▶ **Task to complete**
Without the pictures, write out all the lines below exactly as they appear.

▶ **The input**
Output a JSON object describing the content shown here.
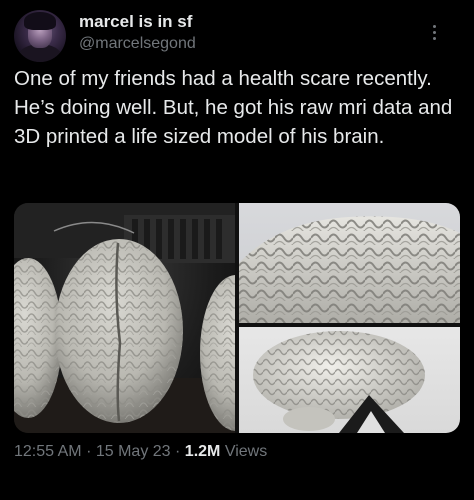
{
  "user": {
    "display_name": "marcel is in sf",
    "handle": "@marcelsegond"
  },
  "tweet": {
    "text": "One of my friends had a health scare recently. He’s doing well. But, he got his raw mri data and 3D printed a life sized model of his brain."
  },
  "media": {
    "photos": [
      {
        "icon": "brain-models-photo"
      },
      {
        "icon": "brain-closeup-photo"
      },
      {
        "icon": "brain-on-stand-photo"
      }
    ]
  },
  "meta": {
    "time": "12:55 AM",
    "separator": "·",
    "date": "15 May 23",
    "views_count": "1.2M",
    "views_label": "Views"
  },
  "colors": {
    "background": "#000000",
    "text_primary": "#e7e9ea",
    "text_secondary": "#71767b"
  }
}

▶ **Problem solution**
Output a JSON object describing the content shown here.
{
  "user": {
    "display_name": "marcel is in sf",
    "handle": "@marcelsegond"
  },
  "tweet": {
    "text": "One of my friends had a health scare recently. He’s doing well. But, he got his raw mri data and 3D printed a life sized model of his brain."
  },
  "media": {
    "photos": [
      {
        "icon": "brain-models-photo"
      },
      {
        "icon": "brain-closeup-photo"
      },
      {
        "icon": "brain-on-stand-photo"
      }
    ]
  },
  "meta": {
    "time": "12:55 AM",
    "separator": "·",
    "date": "15 May 23",
    "views_count": "1.2M",
    "views_label": "Views"
  },
  "colors": {
    "background": "#000000",
    "text_primary": "#e7e9ea",
    "text_secondary": "#71767b"
  }
}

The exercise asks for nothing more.